→ THE RECORDS:
================
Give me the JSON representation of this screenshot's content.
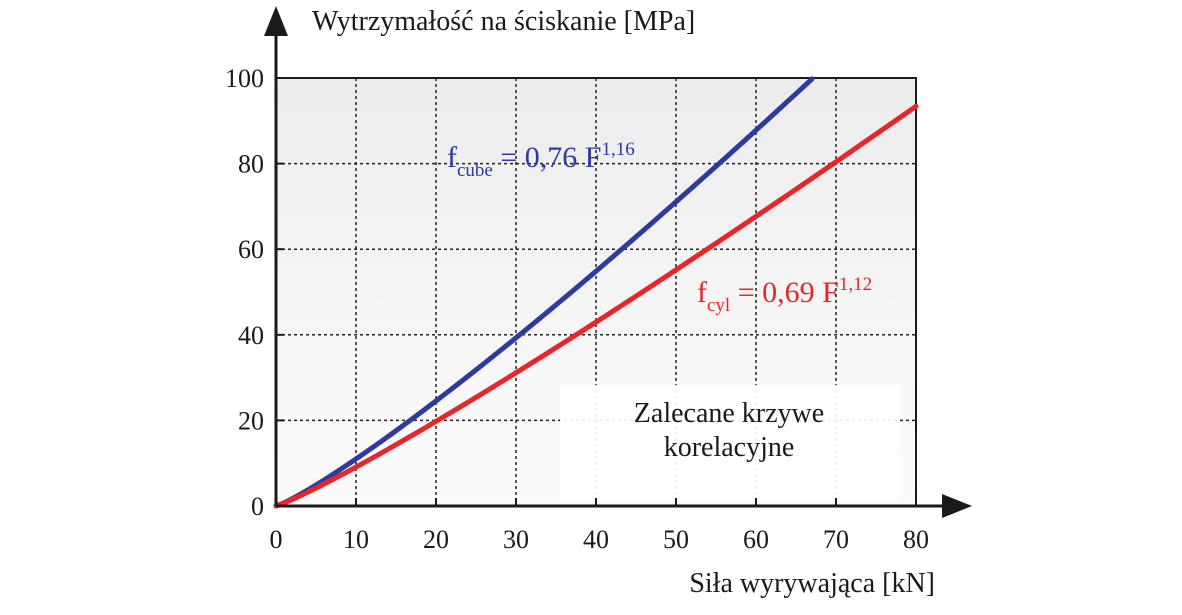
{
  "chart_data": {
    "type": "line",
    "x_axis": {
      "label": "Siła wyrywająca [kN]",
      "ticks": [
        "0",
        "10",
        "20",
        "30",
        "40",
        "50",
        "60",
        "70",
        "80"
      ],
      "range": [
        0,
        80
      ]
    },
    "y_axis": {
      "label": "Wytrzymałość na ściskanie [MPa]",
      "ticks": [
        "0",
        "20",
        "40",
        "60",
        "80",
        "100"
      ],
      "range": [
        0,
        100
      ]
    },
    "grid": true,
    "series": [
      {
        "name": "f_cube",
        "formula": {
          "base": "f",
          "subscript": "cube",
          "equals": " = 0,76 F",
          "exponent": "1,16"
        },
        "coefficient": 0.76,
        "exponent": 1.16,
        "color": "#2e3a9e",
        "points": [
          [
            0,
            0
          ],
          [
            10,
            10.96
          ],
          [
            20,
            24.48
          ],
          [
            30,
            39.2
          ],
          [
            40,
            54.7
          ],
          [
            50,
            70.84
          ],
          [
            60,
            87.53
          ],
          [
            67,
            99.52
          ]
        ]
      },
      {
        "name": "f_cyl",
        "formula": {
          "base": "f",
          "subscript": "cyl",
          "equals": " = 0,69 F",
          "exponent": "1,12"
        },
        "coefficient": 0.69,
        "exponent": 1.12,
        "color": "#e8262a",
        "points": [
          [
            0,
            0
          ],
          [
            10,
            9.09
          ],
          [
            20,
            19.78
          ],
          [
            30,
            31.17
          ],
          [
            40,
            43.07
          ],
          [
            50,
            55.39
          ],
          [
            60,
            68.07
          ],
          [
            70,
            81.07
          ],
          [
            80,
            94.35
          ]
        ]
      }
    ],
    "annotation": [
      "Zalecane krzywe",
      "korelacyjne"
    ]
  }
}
================
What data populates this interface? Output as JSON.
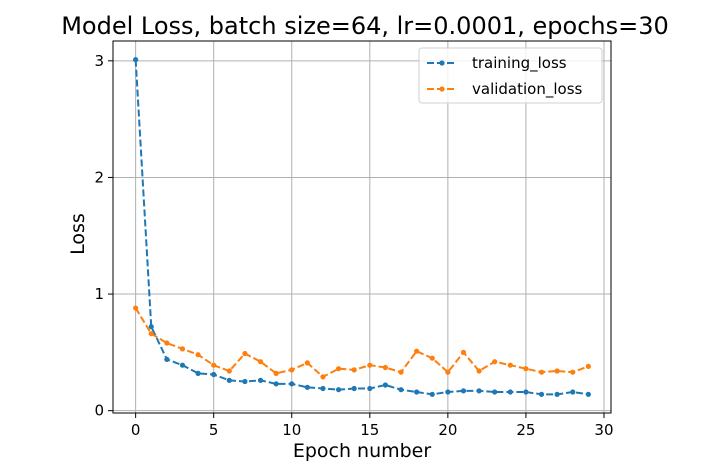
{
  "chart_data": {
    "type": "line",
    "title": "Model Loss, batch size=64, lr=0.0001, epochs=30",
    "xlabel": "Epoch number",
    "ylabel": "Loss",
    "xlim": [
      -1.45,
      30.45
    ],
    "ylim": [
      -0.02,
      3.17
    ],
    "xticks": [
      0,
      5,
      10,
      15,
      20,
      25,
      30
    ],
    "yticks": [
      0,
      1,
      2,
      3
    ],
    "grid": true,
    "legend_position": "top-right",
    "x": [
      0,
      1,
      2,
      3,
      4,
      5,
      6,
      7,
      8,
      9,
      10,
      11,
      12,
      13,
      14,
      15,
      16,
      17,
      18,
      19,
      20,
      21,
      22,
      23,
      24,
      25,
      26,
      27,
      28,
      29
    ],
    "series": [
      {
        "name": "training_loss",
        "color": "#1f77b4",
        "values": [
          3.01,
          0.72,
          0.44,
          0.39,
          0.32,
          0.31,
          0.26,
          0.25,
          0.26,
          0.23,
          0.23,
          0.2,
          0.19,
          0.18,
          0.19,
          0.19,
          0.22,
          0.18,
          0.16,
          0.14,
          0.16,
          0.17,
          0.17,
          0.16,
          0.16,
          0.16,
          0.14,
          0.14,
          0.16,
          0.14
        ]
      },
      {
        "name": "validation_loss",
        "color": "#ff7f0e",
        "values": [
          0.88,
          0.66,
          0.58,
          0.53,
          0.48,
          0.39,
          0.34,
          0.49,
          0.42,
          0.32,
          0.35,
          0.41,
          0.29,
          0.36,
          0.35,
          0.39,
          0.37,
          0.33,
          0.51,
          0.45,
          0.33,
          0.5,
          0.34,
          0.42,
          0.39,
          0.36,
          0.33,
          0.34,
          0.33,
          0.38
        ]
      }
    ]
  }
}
================
→ EXERCISE AIM: List the lines of the entries that include "this".

→ PROBLEM SOLUTION:
Give me the JSON representation of this screenshot's content.
What data populates this interface? Output as JSON.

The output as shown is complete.